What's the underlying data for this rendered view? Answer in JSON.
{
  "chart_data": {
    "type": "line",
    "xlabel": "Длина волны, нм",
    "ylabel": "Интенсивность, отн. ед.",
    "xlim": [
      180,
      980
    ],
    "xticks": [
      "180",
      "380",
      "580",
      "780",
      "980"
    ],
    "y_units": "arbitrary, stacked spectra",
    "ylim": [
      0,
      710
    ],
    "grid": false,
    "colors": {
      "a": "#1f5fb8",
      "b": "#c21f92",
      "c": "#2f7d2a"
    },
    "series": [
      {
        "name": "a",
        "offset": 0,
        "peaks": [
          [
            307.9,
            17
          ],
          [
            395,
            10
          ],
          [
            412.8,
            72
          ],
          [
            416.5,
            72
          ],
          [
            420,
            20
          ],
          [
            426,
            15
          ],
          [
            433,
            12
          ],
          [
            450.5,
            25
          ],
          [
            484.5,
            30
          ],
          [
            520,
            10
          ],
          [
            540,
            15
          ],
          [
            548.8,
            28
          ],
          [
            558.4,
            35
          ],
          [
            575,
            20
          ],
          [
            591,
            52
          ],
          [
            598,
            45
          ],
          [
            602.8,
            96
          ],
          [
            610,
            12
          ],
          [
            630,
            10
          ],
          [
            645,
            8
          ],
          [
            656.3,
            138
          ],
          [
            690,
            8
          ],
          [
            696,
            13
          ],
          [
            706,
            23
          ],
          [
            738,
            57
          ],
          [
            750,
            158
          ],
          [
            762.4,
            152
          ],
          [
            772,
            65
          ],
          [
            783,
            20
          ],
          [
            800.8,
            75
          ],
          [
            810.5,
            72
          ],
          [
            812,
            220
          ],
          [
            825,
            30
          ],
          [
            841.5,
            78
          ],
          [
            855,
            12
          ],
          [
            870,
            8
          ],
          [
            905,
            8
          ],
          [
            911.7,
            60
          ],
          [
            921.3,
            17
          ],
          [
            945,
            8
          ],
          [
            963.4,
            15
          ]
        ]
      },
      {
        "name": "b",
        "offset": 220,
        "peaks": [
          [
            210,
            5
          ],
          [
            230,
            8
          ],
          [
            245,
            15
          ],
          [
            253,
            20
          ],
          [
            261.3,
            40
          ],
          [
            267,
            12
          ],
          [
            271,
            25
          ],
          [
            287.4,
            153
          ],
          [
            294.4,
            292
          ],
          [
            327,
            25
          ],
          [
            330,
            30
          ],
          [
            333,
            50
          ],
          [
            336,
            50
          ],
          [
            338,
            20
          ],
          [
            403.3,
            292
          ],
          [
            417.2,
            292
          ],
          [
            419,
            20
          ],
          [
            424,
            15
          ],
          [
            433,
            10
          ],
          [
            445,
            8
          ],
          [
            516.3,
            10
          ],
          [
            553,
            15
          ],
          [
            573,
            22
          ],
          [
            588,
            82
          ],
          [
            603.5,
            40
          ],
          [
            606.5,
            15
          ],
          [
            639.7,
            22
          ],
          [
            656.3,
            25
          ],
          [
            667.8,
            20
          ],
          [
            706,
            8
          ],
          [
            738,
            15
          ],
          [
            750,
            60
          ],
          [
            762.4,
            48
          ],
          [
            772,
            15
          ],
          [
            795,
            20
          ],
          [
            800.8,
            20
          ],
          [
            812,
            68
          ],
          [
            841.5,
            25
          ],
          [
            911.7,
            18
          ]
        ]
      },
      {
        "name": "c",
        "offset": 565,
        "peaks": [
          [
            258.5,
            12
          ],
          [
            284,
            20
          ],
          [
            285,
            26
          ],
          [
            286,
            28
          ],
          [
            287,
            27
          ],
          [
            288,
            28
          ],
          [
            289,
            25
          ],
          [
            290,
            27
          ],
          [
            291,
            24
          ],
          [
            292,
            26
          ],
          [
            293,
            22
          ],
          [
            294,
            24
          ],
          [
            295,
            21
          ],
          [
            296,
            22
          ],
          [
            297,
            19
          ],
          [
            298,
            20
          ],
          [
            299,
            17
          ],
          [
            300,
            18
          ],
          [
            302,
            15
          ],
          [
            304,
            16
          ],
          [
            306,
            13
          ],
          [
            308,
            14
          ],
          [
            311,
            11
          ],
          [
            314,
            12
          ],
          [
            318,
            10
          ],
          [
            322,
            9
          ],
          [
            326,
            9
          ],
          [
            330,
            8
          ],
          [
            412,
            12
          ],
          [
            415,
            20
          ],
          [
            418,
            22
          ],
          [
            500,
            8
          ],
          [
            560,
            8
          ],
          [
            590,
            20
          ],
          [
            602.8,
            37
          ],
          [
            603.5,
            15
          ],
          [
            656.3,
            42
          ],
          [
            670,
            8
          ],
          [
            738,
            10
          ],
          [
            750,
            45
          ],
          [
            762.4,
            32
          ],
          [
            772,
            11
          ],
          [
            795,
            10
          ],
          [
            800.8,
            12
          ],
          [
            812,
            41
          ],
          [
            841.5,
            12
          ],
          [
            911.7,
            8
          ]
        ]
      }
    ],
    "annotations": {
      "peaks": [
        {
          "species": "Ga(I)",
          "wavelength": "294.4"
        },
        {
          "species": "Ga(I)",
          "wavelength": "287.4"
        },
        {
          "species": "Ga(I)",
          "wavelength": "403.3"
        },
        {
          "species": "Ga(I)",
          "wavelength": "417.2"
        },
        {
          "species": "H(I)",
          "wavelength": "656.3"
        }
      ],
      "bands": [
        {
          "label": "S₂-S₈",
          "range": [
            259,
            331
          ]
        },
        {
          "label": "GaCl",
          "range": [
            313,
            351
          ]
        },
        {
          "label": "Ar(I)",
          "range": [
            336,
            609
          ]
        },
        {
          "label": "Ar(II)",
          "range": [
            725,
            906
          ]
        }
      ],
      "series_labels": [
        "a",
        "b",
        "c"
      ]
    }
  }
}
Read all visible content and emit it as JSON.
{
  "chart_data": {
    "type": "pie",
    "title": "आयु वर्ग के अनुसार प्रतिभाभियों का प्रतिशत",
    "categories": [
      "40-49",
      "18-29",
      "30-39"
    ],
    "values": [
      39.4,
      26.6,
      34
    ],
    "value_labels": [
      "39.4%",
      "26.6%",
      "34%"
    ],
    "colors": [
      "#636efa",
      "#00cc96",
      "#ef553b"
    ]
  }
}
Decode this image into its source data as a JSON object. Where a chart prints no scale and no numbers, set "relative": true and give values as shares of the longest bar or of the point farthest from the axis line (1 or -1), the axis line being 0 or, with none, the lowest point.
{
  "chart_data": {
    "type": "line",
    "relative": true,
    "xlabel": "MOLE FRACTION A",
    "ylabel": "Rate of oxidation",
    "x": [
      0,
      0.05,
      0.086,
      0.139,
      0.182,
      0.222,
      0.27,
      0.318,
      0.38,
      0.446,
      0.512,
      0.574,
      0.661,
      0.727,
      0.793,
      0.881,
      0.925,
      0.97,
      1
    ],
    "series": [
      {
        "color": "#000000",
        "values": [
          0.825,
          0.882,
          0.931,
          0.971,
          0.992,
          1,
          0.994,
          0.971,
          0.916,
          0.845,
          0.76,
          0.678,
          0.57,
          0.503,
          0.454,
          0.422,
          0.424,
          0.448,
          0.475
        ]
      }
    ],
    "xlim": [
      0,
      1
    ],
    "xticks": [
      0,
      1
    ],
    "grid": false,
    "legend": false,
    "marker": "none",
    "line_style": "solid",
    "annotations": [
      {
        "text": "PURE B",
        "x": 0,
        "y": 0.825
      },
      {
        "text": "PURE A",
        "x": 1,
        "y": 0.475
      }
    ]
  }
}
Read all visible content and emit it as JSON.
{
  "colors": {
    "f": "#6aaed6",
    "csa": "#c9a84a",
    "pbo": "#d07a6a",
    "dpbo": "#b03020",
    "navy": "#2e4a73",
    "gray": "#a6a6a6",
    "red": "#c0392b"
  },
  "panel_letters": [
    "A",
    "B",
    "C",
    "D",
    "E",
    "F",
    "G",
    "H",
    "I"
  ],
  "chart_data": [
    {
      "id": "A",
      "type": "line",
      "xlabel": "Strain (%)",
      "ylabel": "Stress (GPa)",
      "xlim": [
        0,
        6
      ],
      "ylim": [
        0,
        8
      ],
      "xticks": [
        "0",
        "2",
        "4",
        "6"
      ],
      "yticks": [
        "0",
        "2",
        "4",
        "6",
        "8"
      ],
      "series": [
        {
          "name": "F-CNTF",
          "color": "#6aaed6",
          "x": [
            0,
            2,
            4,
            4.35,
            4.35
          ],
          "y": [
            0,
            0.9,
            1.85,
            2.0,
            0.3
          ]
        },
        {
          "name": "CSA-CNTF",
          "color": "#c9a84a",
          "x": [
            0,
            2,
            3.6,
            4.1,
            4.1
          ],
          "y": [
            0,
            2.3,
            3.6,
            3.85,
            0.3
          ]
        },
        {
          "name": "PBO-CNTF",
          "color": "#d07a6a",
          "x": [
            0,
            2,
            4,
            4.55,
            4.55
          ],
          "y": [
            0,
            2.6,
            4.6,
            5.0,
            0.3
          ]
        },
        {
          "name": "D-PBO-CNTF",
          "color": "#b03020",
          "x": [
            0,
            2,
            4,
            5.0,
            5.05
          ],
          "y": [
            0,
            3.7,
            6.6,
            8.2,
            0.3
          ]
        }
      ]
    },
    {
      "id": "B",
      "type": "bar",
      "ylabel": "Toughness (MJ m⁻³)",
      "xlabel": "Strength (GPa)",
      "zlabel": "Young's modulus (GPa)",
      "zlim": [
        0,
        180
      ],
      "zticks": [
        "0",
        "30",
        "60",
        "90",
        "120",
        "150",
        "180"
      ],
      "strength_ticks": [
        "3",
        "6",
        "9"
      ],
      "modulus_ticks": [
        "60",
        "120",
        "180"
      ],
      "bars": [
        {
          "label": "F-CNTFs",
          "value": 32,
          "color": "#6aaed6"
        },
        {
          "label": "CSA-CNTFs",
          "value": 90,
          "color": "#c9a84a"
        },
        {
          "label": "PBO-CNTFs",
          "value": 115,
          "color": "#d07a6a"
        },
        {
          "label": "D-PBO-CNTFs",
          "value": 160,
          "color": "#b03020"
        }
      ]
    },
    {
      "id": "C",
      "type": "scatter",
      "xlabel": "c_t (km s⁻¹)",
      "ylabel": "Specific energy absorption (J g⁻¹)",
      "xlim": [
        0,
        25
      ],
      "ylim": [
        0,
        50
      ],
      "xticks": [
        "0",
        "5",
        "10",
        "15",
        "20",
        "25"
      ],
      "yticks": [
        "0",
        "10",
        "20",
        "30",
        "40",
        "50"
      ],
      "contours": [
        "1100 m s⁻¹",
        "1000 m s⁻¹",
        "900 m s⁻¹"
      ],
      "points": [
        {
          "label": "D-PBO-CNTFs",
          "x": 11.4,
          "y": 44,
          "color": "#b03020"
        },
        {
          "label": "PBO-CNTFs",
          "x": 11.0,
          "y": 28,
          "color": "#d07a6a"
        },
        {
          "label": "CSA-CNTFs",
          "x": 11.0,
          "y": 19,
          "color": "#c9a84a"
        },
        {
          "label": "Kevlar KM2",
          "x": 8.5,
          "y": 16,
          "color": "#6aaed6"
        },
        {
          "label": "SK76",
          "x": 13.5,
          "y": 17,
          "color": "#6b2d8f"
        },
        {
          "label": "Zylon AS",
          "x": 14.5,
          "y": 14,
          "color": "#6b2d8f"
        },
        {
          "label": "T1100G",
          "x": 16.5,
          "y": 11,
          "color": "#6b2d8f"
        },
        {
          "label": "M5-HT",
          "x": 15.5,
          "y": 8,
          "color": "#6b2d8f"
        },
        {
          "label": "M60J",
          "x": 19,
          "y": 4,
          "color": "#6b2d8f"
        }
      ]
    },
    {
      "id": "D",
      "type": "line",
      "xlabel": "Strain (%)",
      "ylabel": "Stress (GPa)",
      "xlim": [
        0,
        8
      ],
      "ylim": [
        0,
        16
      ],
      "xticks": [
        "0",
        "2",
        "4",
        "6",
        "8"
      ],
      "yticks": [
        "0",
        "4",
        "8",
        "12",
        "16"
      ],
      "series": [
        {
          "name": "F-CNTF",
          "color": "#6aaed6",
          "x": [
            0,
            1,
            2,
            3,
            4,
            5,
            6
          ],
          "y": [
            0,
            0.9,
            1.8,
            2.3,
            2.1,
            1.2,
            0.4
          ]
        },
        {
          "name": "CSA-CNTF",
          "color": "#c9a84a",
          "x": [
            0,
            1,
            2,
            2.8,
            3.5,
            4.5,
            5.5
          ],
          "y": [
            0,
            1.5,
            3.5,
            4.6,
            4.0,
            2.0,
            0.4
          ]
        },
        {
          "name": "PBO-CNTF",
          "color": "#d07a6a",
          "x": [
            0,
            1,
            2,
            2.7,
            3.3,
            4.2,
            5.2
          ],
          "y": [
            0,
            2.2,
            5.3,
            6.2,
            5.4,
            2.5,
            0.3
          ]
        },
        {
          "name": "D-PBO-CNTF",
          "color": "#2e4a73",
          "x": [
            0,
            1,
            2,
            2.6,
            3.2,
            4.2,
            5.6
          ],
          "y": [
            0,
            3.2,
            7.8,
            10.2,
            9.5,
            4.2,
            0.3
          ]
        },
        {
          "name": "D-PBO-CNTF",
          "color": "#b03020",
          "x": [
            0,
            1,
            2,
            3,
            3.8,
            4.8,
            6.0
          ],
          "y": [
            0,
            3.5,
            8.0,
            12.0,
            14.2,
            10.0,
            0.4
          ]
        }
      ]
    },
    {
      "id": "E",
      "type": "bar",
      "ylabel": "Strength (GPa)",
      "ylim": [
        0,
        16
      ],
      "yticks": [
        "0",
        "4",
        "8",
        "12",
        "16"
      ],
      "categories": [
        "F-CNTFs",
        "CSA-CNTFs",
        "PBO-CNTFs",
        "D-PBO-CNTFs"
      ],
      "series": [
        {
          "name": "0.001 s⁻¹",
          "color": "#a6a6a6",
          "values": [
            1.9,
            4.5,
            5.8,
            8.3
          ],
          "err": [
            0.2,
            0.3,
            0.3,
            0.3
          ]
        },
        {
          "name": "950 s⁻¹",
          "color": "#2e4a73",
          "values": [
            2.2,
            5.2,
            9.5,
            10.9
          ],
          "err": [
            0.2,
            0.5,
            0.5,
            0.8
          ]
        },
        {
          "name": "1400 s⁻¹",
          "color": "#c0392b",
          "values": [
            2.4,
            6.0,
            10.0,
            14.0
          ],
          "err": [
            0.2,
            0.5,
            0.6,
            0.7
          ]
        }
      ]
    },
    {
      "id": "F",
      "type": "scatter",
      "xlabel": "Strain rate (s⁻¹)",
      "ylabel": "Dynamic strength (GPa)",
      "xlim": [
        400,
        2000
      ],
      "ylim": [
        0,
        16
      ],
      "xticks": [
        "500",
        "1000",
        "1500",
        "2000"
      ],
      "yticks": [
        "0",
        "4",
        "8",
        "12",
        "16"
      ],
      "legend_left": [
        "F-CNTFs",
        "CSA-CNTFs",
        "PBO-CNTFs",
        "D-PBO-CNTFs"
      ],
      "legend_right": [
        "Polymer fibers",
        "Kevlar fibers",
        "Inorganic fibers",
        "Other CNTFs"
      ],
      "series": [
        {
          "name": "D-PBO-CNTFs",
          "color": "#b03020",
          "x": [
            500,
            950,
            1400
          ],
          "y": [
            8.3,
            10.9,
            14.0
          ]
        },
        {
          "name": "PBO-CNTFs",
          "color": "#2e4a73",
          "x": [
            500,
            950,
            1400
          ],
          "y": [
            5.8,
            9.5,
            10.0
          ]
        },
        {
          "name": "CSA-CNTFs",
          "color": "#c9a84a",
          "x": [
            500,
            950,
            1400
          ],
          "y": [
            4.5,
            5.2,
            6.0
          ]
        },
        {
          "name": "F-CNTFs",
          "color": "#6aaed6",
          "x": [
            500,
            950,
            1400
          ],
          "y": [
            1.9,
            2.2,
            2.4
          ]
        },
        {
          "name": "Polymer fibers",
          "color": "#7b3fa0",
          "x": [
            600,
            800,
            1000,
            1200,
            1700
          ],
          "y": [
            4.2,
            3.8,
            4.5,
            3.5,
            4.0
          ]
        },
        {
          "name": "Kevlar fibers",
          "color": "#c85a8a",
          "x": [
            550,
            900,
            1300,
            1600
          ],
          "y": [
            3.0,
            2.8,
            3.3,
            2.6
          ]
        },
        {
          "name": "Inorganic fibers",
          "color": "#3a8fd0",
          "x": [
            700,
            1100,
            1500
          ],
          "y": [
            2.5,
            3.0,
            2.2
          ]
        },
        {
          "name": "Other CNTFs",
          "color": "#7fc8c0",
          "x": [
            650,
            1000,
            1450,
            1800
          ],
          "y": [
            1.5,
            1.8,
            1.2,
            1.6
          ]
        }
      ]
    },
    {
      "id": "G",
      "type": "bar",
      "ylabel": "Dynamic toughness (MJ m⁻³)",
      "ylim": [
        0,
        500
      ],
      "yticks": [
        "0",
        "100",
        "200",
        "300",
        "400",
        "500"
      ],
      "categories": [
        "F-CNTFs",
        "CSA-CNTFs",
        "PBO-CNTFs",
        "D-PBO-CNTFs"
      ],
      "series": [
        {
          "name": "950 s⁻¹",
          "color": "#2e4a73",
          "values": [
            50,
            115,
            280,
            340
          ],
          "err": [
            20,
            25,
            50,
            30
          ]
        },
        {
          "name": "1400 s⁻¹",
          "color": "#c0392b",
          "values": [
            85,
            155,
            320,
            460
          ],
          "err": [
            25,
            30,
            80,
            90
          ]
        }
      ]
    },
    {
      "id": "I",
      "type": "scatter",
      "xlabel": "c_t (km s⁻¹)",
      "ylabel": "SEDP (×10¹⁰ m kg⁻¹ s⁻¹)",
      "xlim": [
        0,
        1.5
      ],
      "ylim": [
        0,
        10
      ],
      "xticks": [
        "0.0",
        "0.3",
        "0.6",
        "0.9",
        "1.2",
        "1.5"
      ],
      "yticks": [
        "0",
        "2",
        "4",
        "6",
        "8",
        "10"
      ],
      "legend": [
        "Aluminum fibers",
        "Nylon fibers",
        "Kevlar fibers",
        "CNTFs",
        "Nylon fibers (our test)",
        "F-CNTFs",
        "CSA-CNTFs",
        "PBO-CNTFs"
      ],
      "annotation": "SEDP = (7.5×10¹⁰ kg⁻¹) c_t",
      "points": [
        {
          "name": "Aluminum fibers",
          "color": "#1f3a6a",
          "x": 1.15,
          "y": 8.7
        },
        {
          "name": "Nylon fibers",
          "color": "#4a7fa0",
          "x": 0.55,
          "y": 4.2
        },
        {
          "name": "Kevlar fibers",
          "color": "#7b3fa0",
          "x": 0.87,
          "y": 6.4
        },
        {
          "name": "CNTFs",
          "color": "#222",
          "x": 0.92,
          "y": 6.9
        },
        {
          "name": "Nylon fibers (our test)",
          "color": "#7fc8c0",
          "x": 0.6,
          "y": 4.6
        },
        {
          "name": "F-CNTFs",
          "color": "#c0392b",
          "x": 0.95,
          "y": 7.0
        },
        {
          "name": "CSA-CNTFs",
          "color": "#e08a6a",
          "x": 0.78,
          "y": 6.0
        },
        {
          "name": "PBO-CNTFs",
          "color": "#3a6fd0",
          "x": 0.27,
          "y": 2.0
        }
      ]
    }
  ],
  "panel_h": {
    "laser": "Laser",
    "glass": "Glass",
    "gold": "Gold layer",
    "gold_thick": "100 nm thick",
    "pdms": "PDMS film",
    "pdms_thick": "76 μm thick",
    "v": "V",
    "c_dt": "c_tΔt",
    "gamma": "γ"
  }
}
◇ ◇ ◇ ◇
Brief = List each line of the records that holds the string "ylabel".

Task output =
    "ylabel": "Интенсивность, отн. ед.",
    "ylabel": "Rate of oxidation",
      "ylabel": "Stress (GPa)",
      "ylabel": "Toughness (MJ m⁻³)",
      "ylabel": "Specific energy absorption (J g⁻¹)",
      "ylabel": "Stress (GPa)",
      "ylabel": "Strength (GPa)",
      "ylabel": "Dynamic strength (GPa)",
      "ylabel": "Dynamic toughness (MJ m⁻³)",
      "ylabel": "SEDP (×10¹⁰ m kg⁻¹ s⁻¹)",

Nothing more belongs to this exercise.